BEGIN

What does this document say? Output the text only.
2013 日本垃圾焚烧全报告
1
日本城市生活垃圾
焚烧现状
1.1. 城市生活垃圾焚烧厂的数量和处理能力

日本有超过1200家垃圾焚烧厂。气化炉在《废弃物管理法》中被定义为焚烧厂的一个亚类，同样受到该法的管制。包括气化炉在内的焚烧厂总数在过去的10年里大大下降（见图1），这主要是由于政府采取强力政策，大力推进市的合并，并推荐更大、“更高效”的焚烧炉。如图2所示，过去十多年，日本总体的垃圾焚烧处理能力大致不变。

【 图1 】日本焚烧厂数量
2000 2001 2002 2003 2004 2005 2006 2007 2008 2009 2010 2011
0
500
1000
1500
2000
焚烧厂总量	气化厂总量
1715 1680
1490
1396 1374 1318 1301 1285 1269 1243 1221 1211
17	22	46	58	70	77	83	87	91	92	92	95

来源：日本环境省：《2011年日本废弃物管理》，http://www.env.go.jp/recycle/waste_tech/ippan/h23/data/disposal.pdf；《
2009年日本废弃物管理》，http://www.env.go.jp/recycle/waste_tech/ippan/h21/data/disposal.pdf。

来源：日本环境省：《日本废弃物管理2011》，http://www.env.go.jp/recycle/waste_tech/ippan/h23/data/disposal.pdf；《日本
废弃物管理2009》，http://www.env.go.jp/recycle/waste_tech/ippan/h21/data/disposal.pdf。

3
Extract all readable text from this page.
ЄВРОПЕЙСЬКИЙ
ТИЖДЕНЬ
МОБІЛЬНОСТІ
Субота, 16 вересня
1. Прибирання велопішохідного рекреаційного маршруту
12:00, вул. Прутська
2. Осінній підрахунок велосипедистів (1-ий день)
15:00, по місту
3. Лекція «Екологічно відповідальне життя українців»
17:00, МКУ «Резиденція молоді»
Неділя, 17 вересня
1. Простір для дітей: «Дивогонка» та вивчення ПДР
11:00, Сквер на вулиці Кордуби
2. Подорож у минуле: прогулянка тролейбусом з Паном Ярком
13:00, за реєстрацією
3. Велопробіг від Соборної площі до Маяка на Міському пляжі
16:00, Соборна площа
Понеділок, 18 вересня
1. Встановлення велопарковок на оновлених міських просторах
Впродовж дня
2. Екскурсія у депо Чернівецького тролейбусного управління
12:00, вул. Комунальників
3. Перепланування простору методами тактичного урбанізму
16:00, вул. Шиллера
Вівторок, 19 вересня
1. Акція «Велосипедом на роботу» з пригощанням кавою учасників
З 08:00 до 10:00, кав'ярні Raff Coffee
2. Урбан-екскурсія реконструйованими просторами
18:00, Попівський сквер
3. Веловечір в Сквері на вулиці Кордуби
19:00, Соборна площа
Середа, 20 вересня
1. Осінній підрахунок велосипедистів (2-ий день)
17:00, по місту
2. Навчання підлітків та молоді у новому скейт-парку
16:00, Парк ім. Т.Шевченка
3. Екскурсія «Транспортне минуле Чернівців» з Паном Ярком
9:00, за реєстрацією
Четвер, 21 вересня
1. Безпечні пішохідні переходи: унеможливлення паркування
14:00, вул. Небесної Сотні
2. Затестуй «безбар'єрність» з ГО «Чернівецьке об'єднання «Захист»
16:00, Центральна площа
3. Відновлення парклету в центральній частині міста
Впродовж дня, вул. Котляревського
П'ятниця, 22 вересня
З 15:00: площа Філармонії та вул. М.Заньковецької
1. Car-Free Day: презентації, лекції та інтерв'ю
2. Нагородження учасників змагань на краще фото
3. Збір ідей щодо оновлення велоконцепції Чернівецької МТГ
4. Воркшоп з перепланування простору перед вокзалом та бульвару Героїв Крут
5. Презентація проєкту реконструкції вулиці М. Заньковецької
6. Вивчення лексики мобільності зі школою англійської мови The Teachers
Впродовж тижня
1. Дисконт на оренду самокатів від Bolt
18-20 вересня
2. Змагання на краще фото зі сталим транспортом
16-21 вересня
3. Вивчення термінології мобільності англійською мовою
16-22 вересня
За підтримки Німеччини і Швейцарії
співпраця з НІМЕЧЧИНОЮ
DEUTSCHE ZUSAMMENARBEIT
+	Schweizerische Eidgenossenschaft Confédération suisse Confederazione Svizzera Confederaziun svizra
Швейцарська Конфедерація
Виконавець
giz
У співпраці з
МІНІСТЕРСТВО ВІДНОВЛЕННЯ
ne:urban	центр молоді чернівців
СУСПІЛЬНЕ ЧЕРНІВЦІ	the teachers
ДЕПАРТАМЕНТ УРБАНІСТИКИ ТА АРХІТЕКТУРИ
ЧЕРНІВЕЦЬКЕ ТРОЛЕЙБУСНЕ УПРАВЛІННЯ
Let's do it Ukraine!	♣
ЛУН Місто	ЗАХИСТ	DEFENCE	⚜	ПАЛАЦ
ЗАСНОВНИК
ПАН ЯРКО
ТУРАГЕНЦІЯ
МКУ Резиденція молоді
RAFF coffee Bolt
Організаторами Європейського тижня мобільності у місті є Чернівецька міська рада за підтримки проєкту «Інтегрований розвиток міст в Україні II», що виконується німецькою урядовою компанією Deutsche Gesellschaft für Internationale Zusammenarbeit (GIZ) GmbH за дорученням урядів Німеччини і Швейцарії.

END

- _Exercise brief_
Retype all the records, matching them exactly.

- _Solution to this problem_
What does this document say? Output the text only.
2013 日本垃圾焚烧全报告
1
日本城市生活垃圾
焚烧现状
1.1. 城市生活垃圾焚烧厂的数量和处理能力

日本有超过1200家垃圾焚烧厂。气化炉在《废弃物管理法》中被定义为焚烧厂的一个亚类，同样受到该法的管制。包括气化炉在内的焚烧厂总数在过去的10年里大大下降（见图1），这主要是由于政府采取强力政策，大力推进市的合并，并推荐更大、“更高效”的焚烧炉。如图2所示，过去十多年，日本总体的垃圾焚烧处理能力大致不变。

【 图1 】日本焚烧厂数量
2000 2001 2002 2003 2004 2005 2006 2007 2008 2009 2010 2011
0
500
1000
1500
2000
焚烧厂总量	气化厂总量
1715 1680
1490
1396 1374 1318 1301 1285 1269 1243 1221 1211
17	22	46	58	70	77	83	87	91	92	92	95

来源：日本环境省：《2011年日本废弃物管理》，http://www.env.go.jp/recycle/waste_tech/ippan/h23/data/disposal.pdf；《
2009年日本废弃物管理》，http://www.env.go.jp/recycle/waste_tech/ippan/h21/data/disposal.pdf。

来源：日本环境省：《日本废弃物管理2011》，http://www.env.go.jp/recycle/waste_tech/ippan/h23/data/disposal.pdf；《日本
废弃物管理2009》，http://www.env.go.jp/recycle/waste_tech/ippan/h21/data/disposal.pdf。

3
Extract all readable text from this page.
ЄВРОПЕЙСЬКИЙ
ТИЖДЕНЬ
МОБІЛЬНОСТІ
Субота, 16 вересня
1. Прибирання велопішохідного рекреаційного маршруту
12:00, вул. Прутська
2. Осінній підрахунок велосипедистів (1-ий день)
15:00, по місту
3. Лекція «Екологічно відповідальне життя українців»
17:00, МКУ «Резиденція молоді»
Неділя, 17 вересня
1. Простір для дітей: «Дивогонка» та вивчення ПДР
11:00, Сквер на вулиці Кордуби
2. Подорож у минуле: прогулянка тролейбусом з Паном Ярком
13:00, за реєстрацією
3. Велопробіг від Соборної площі до Маяка на Міському пляжі
16:00, Соборна площа
Понеділок, 18 вересня
1. Встановлення велопарковок на оновлених міських просторах
Впродовж дня
2. Екскурсія у депо Чернівецького тролейбусного управління
12:00, вул. Комунальників
3. Перепланування простору методами тактичного урбанізму
16:00, вул. Шиллера
Вівторок, 19 вересня
1. Акція «Велосипедом на роботу» з пригощанням кавою учасників
З 08:00 до 10:00, кав'ярні Raff Coffee
2. Урбан-екскурсія реконструйованими просторами
18:00, Попівський сквер
3. Веловечір в Сквері на вулиці Кордуби
19:00, Соборна площа
Середа, 20 вересня
1. Осінній підрахунок велосипедистів (2-ий день)
17:00, по місту
2. Навчання підлітків та молоді у новому скейт-парку
16:00, Парк ім. Т.Шевченка
3. Екскурсія «Транспортне минуле Чернівців» з Паном Ярком
9:00, за реєстрацією
Четвер, 21 вересня
1. Безпечні пішохідні переходи: унеможливлення паркування
14:00, вул. Небесної Сотні
2. Затестуй «безбар'єрність» з ГО «Чернівецьке об'єднання «Захист»
16:00, Центральна площа
3. Відновлення парклету в центральній частині міста
Впродовж дня, вул. Котляревського
П'ятниця, 22 вересня
З 15:00: площа Філармонії та вул. М.Заньковецької
1. Car-Free Day: презентації, лекції та інтерв'ю
2. Нагородження учасників змагань на краще фото
3. Збір ідей щодо оновлення велоконцепції Чернівецької МТГ
4. Воркшоп з перепланування простору перед вокзалом та бульвару Героїв Крут
5. Презентація проєкту реконструкції вулиці М. Заньковецької
6. Вивчення лексики мобільності зі школою англійської мови The Teachers
Впродовж тижня
1. Дисконт на оренду самокатів від Bolt
18-20 вересня
2. Змагання на краще фото зі сталим транспортом
16-21 вересня
3. Вивчення термінології мобільності англійською мовою
16-22 вересня
За підтримки Німеччини і Швейцарії
співпраця з НІМЕЧЧИНОЮ
DEUTSCHE ZUSAMMENARBEIT
+	Schweizerische Eidgenossenschaft Confédération suisse Confederazione Svizzera Confederaziun svizra
Швейцарська Конфедерація
Виконавець
giz
У співпраці з
МІНІСТЕРСТВО ВІДНОВЛЕННЯ
ne:urban	центр молоді чернівців
СУСПІЛЬНЕ ЧЕРНІВЦІ	the teachers
ДЕПАРТАМЕНТ УРБАНІСТИКИ ТА АРХІТЕКТУРИ
ЧЕРНІВЕЦЬКЕ ТРОЛЕЙБУСНЕ УПРАВЛІННЯ
Let's do it Ukraine!	♣
ЛУН Місто	ЗАХИСТ	DEFENCE	⚜	ПАЛАЦ
ЗАСНОВНИК
ПАН ЯРКО
ТУРАГЕНЦІЯ
МКУ Резиденція молоді
RAFF coffee Bolt
Організаторами Європейського тижня мобільності у місті є Чернівецька міська рада за підтримки проєкту «Інтегрований розвиток міст в Україні II», що виконується німецькою урядовою компанією Deutsche Gesellschaft für Internationale Zusammenarbeit (GIZ) GmbH за дорученням урядів Німеччини і Швейцарії.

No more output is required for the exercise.